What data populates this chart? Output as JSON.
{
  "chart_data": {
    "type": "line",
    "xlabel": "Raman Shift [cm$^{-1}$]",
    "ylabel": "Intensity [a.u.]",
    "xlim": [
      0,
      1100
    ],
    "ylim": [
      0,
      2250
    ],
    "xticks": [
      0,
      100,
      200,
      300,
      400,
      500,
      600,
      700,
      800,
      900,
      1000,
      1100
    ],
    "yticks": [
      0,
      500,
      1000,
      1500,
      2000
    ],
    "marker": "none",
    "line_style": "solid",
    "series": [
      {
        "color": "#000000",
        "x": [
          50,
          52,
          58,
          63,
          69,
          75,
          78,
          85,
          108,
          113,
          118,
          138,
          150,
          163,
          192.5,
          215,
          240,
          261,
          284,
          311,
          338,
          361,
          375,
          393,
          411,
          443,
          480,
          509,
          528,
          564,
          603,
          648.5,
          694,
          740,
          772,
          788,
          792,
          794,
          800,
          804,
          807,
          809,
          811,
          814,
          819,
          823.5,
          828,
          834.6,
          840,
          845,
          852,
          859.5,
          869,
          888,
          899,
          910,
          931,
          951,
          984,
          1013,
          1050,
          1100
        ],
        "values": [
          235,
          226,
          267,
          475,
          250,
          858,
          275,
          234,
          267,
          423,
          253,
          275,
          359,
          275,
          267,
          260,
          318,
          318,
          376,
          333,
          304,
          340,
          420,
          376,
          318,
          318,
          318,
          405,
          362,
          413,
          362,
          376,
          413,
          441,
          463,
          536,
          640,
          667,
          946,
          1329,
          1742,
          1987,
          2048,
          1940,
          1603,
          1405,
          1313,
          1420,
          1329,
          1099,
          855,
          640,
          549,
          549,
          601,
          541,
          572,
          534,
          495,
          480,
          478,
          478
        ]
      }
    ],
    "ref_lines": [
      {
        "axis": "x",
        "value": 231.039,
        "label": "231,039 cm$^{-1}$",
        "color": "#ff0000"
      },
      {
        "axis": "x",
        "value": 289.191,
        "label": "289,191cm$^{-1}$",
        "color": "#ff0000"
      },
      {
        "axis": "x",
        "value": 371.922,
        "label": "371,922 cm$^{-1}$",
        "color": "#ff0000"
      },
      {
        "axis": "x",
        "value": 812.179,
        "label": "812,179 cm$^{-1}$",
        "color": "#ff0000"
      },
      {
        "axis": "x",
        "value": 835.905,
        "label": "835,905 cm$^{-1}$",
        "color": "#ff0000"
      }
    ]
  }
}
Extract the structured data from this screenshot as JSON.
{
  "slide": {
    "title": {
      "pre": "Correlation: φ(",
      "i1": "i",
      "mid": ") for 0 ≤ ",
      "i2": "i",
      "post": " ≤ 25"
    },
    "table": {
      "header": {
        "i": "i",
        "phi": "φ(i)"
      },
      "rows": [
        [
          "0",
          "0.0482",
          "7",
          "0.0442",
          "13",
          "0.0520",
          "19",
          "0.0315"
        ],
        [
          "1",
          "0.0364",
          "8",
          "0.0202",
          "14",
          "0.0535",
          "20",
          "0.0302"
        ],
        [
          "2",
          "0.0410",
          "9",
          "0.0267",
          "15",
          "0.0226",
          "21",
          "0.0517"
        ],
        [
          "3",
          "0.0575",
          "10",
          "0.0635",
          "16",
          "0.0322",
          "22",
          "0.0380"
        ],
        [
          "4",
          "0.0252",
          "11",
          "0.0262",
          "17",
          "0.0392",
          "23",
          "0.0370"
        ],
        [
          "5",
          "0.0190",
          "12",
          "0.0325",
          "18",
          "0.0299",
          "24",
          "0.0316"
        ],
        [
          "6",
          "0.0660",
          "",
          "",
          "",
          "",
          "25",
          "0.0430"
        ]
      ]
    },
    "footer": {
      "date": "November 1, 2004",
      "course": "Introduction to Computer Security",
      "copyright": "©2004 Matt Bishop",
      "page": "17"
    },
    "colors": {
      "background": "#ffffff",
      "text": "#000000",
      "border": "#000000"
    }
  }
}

BRIEF
Write out every entry exactly as given.

EXERCISE SOLUTION
What data populates this chart? Output as JSON.
{
  "chart_data": {
    "type": "line",
    "xlabel": "Raman Shift [cm$^{-1}$]",
    "ylabel": "Intensity [a.u.]",
    "xlim": [
      0,
      1100
    ],
    "ylim": [
      0,
      2250
    ],
    "xticks": [
      0,
      100,
      200,
      300,
      400,
      500,
      600,
      700,
      800,
      900,
      1000,
      1100
    ],
    "yticks": [
      0,
      500,
      1000,
      1500,
      2000
    ],
    "marker": "none",
    "line_style": "solid",
    "series": [
      {
        "color": "#000000",
        "x": [
          50,
          52,
          58,
          63,
          69,
          75,
          78,
          85,
          108,
          113,
          118,
          138,
          150,
          163,
          192.5,
          215,
          240,
          261,
          284,
          311,
          338,
          361,
          375,
          393,
          411,
          443,
          480,
          509,
          528,
          564,
          603,
          648.5,
          694,
          740,
          772,
          788,
          792,
          794,
          800,
          804,
          807,
          809,
          811,
          814,
          819,
          823.5,
          828,
          834.6,
          840,
          845,
          852,
          859.5,
          869,
          888,
          899,
          910,
          931,
          951,
          984,
          1013,
          1050,
          1100
        ],
        "values": [
          235,
          226,
          267,
          475,
          250,
          858,
          275,
          234,
          267,
          423,
          253,
          275,
          359,
          275,
          267,
          260,
          318,
          318,
          376,
          333,
          304,
          340,
          420,
          376,
          318,
          318,
          318,
          405,
          362,
          413,
          362,
          376,
          413,
          441,
          463,
          536,
          640,
          667,
          946,
          1329,
          1742,
          1987,
          2048,
          1940,
          1603,
          1405,
          1313,
          1420,
          1329,
          1099,
          855,
          640,
          549,
          549,
          601,
          541,
          572,
          534,
          495,
          480,
          478,
          478
        ]
      }
    ],
    "ref_lines": [
      {
        "axis": "x",
        "value": 231.039,
        "label": "231,039 cm$^{-1}$",
        "color": "#ff0000"
      },
      {
        "axis": "x",
        "value": 289.191,
        "label": "289,191cm$^{-1}$",
        "color": "#ff0000"
      },
      {
        "axis": "x",
        "value": 371.922,
        "label": "371,922 cm$^{-1}$",
        "color": "#ff0000"
      },
      {
        "axis": "x",
        "value": 812.179,
        "label": "812,179 cm$^{-1}$",
        "color": "#ff0000"
      },
      {
        "axis": "x",
        "value": 835.905,
        "label": "835,905 cm$^{-1}$",
        "color": "#ff0000"
      }
    ]
  }
}
Extract the structured data from this screenshot as JSON.
{
  "slide": {
    "title": {
      "pre": "Correlation: φ(",
      "i1": "i",
      "mid": ") for 0 ≤ ",
      "i2": "i",
      "post": " ≤ 25"
    },
    "table": {
      "header": {
        "i": "i",
        "phi": "φ(i)"
      },
      "rows": [
        [
          "0",
          "0.0482",
          "7",
          "0.0442",
          "13",
          "0.0520",
          "19",
          "0.0315"
        ],
        [
          "1",
          "0.0364",
          "8",
          "0.0202",
          "14",
          "0.0535",
          "20",
          "0.0302"
        ],
        [
          "2",
          "0.0410",
          "9",
          "0.0267",
          "15",
          "0.0226",
          "21",
          "0.0517"
        ],
        [
          "3",
          "0.0575",
          "10",
          "0.0635",
          "16",
          "0.0322",
          "22",
          "0.0380"
        ],
        [
          "4",
          "0.0252",
          "11",
          "0.0262",
          "17",
          "0.0392",
          "23",
          "0.0370"
        ],
        [
          "5",
          "0.0190",
          "12",
          "0.0325",
          "18",
          "0.0299",
          "24",
          "0.0316"
        ],
        [
          "6",
          "0.0660",
          "",
          "",
          "",
          "",
          "25",
          "0.0430"
        ]
      ]
    },
    "footer": {
      "date": "November 1, 2004",
      "course": "Introduction to Computer Security",
      "copyright": "©2004 Matt Bishop",
      "page": "17"
    },
    "colors": {
      "background": "#ffffff",
      "text": "#000000",
      "border": "#000000"
    }
  }
}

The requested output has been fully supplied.